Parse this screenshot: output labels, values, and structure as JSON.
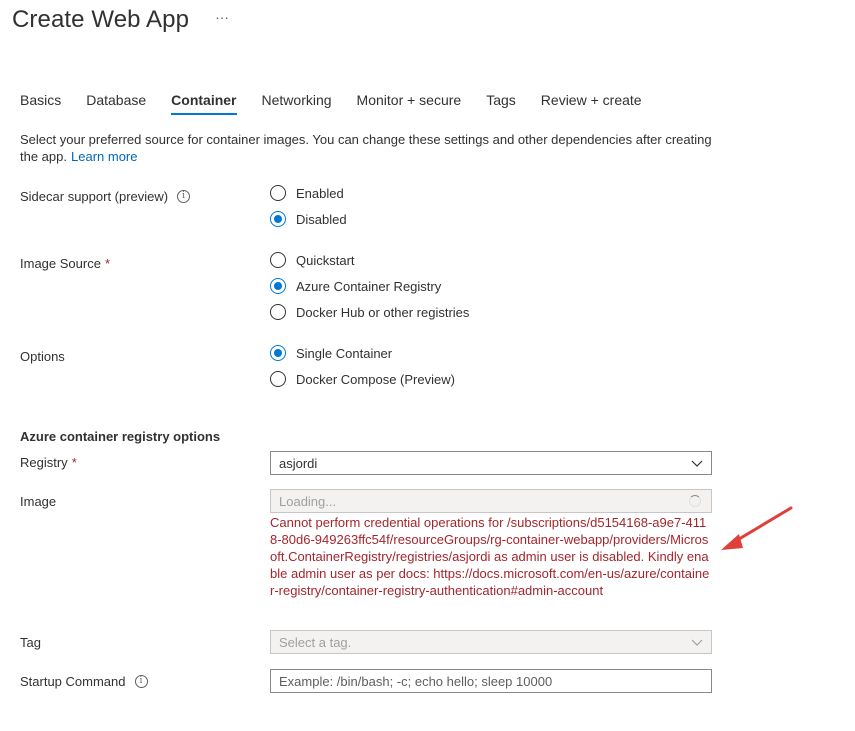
{
  "header": {
    "title": "Create Web App",
    "more": "···"
  },
  "tabs": [
    {
      "label": "Basics",
      "active": false
    },
    {
      "label": "Database",
      "active": false
    },
    {
      "label": "Container",
      "active": true
    },
    {
      "label": "Networking",
      "active": false
    },
    {
      "label": "Monitor + secure",
      "active": false
    },
    {
      "label": "Tags",
      "active": false
    },
    {
      "label": "Review + create",
      "active": false
    }
  ],
  "intro": {
    "text": "Select your preferred source for container images. You can change these settings and other dependencies after creating the app.",
    "link": "Learn more"
  },
  "sidecar": {
    "label": "Sidecar support (preview)",
    "info_icon": "i",
    "options": [
      {
        "label": "Enabled",
        "checked": false
      },
      {
        "label": "Disabled",
        "checked": true
      }
    ]
  },
  "image_source": {
    "label": "Image Source",
    "required": "*",
    "options": [
      {
        "label": "Quickstart",
        "checked": false
      },
      {
        "label": "Azure Container Registry",
        "checked": true
      },
      {
        "label": "Docker Hub or other registries",
        "checked": false
      }
    ]
  },
  "options": {
    "label": "Options",
    "options": [
      {
        "label": "Single Container",
        "checked": true
      },
      {
        "label": "Docker Compose (Preview)",
        "checked": false
      }
    ]
  },
  "acr": {
    "section_title": "Azure container registry options",
    "registry": {
      "label": "Registry",
      "required": "*",
      "value": "asjordi"
    },
    "image": {
      "label": "Image",
      "value": "Loading...",
      "error": "Cannot perform credential operations for /subscriptions/d5154168-a9e7-4118-80d6-949263ffc54f/resourceGroups/rg-container-webapp/providers/Microsoft.ContainerRegistry/registries/asjordi as admin user is disabled. Kindly enable admin user as per docs: https://docs.microsoft.com/en-us/azure/container-registry/container-registry-authentication#admin-account"
    },
    "tag": {
      "label": "Tag",
      "placeholder": "Select a tag."
    },
    "startup": {
      "label": "Startup Command",
      "info_icon": "i",
      "placeholder": "Example: /bin/bash; -c; echo hello; sleep 10000"
    }
  },
  "colors": {
    "accent": "#0078d4",
    "error": "#a4262c",
    "arrow": "#e0403a"
  }
}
★ ★ ★ ★ ★ ★ ★
» Aim of the exercise
Copy the whole of the material above exactly, but not its images.

» Response to this exercise
Parse this screenshot: output labels, values, and structure as JSON.
{
  "header": {
    "title": "Create Web App",
    "more": "···"
  },
  "tabs": [
    {
      "label": "Basics",
      "active": false
    },
    {
      "label": "Database",
      "active": false
    },
    {
      "label": "Container",
      "active": true
    },
    {
      "label": "Networking",
      "active": false
    },
    {
      "label": "Monitor + secure",
      "active": false
    },
    {
      "label": "Tags",
      "active": false
    },
    {
      "label": "Review + create",
      "active": false
    }
  ],
  "intro": {
    "text": "Select your preferred source for container images. You can change these settings and other dependencies after creating the app.",
    "link": "Learn more"
  },
  "sidecar": {
    "label": "Sidecar support (preview)",
    "info_icon": "i",
    "options": [
      {
        "label": "Enabled",
        "checked": false
      },
      {
        "label": "Disabled",
        "checked": true
      }
    ]
  },
  "image_source": {
    "label": "Image Source",
    "required": "*",
    "options": [
      {
        "label": "Quickstart",
        "checked": false
      },
      {
        "label": "Azure Container Registry",
        "checked": true
      },
      {
        "label": "Docker Hub or other registries",
        "checked": false
      }
    ]
  },
  "options": {
    "label": "Options",
    "options": [
      {
        "label": "Single Container",
        "checked": true
      },
      {
        "label": "Docker Compose (Preview)",
        "checked": false
      }
    ]
  },
  "acr": {
    "section_title": "Azure container registry options",
    "registry": {
      "label": "Registry",
      "required": "*",
      "value": "asjordi"
    },
    "image": {
      "label": "Image",
      "value": "Loading...",
      "error": "Cannot perform credential operations for /subscriptions/d5154168-a9e7-4118-80d6-949263ffc54f/resourceGroups/rg-container-webapp/providers/Microsoft.ContainerRegistry/registries/asjordi as admin user is disabled. Kindly enable admin user as per docs: https://docs.microsoft.com/en-us/azure/container-registry/container-registry-authentication#admin-account"
    },
    "tag": {
      "label": "Tag",
      "placeholder": "Select a tag."
    },
    "startup": {
      "label": "Startup Command",
      "info_icon": "i",
      "placeholder": "Example: /bin/bash; -c; echo hello; sleep 10000"
    }
  },
  "colors": {
    "accent": "#0078d4",
    "error": "#a4262c",
    "arrow": "#e0403a"
  }
}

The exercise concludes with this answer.